Written exercise ▸ Your answer should be a single number: the count of lines containing the string "style".

[Task data start]

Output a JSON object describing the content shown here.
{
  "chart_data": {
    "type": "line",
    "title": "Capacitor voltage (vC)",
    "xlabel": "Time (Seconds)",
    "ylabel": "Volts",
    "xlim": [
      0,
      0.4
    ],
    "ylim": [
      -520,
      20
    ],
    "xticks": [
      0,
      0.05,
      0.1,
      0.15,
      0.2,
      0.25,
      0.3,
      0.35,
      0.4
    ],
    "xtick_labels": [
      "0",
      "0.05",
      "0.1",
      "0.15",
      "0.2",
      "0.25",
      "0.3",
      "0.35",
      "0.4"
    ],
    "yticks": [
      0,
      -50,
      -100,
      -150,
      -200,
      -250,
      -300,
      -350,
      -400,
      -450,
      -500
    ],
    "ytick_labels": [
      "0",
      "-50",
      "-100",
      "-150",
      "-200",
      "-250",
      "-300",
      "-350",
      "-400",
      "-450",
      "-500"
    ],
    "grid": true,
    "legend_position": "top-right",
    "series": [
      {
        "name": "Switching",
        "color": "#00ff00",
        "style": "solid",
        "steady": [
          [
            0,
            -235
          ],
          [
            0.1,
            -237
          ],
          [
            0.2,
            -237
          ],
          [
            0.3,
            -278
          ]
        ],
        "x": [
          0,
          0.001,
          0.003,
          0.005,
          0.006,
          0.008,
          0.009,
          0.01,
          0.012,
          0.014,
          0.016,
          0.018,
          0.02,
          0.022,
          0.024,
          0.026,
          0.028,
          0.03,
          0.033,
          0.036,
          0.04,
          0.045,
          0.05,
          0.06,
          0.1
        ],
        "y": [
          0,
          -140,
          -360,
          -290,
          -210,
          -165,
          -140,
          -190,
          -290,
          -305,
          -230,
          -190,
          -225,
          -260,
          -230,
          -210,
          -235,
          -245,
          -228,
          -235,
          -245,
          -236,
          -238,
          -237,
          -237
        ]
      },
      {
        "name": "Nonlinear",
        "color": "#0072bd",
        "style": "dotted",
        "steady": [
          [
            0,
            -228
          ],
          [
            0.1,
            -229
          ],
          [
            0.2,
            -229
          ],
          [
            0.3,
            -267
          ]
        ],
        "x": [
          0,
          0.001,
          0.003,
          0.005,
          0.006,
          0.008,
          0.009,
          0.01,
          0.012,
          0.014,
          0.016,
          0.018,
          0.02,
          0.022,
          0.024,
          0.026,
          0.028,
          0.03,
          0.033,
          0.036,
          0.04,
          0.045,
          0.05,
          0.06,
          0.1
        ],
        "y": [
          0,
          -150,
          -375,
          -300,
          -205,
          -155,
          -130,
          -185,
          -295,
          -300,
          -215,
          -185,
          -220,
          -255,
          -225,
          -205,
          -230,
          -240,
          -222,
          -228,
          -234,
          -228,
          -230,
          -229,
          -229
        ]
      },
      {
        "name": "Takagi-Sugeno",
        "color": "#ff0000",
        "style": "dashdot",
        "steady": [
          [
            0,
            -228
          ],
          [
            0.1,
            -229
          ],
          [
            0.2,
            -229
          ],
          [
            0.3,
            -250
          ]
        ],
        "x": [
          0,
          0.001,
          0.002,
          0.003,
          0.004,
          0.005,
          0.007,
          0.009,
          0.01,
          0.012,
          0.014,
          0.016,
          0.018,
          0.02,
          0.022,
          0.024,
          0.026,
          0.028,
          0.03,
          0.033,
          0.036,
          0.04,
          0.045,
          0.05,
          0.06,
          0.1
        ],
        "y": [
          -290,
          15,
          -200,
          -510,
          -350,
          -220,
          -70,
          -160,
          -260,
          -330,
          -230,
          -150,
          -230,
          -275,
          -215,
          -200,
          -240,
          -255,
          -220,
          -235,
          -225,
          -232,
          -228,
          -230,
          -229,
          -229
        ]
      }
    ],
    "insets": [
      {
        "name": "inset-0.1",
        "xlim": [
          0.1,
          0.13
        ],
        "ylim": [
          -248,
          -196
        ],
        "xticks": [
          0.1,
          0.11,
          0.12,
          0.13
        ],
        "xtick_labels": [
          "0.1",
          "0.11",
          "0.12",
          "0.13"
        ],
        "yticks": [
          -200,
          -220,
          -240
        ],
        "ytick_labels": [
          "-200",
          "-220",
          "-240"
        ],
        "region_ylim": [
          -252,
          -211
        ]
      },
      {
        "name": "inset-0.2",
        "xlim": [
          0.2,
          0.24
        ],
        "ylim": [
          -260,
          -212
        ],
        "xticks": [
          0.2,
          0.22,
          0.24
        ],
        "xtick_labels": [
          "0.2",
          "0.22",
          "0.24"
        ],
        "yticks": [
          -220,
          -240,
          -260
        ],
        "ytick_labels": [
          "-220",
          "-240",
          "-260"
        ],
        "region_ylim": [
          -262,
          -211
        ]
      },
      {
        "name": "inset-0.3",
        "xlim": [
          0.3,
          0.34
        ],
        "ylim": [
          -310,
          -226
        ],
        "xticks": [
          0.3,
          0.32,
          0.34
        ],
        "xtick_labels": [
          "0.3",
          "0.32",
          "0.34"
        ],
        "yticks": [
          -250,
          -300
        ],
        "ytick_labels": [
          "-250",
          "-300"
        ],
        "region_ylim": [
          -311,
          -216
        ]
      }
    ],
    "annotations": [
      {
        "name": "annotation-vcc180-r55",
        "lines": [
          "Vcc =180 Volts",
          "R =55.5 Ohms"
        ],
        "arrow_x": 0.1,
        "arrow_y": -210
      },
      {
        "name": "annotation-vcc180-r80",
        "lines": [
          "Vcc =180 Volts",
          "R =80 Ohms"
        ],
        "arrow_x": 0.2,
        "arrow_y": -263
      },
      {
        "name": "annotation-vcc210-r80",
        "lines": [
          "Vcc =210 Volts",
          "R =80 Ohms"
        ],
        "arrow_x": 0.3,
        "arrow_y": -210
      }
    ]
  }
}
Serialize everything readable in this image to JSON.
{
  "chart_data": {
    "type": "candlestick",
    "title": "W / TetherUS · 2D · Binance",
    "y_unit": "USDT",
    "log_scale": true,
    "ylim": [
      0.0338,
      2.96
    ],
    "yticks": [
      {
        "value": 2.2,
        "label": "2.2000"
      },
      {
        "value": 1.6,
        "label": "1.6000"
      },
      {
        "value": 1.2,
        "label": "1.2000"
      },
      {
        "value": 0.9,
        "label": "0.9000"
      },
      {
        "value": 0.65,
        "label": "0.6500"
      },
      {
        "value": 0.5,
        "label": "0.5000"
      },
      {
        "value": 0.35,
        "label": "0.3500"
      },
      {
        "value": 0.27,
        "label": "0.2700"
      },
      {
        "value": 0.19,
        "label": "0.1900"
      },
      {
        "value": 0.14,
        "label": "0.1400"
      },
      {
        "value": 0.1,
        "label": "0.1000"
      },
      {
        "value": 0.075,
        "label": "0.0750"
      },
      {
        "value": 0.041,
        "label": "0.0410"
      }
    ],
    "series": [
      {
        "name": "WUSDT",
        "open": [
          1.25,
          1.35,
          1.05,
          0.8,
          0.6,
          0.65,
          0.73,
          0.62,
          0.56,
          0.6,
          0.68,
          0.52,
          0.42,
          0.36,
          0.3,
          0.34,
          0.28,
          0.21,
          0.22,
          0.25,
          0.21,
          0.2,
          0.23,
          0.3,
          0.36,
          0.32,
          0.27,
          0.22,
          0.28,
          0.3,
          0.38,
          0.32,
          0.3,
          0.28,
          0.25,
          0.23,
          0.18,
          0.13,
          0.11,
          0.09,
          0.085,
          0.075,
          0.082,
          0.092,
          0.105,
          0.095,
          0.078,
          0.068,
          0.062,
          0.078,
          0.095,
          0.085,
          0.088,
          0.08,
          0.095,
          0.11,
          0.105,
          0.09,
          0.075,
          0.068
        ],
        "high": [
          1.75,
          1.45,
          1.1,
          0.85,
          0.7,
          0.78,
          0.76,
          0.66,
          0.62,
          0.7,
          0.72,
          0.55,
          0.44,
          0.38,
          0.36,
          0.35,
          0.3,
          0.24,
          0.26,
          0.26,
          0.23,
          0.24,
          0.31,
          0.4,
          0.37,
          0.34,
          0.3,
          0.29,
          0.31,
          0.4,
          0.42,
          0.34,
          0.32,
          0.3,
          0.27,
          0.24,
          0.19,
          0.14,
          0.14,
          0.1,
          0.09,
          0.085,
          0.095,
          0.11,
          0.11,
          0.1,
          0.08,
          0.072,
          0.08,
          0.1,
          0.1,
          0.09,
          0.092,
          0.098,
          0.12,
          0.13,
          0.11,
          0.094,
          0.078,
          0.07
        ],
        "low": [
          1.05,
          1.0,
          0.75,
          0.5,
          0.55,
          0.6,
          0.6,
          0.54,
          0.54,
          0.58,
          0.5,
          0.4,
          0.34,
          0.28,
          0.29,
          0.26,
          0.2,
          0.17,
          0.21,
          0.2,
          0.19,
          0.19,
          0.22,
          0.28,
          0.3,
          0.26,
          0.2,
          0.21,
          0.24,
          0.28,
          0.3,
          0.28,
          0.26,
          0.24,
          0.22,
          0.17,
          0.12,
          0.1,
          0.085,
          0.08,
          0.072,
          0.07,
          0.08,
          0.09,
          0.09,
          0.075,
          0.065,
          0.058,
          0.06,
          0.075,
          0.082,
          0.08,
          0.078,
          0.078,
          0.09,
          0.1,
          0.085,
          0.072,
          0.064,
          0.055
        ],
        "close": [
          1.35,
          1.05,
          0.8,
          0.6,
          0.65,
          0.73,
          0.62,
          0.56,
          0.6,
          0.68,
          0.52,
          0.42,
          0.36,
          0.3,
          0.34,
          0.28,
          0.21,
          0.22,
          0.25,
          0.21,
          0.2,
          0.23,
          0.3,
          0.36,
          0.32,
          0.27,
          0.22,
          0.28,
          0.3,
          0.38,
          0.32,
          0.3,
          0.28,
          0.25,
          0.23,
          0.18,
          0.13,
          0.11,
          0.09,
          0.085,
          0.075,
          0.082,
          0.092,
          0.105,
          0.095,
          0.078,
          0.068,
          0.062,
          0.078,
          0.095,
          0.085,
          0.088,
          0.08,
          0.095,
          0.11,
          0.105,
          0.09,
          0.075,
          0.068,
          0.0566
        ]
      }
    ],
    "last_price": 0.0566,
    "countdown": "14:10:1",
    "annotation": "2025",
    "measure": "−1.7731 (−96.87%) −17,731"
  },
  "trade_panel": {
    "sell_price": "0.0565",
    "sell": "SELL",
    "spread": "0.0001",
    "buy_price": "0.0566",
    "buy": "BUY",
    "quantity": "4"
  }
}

[Task data end]

Full response ▸ 3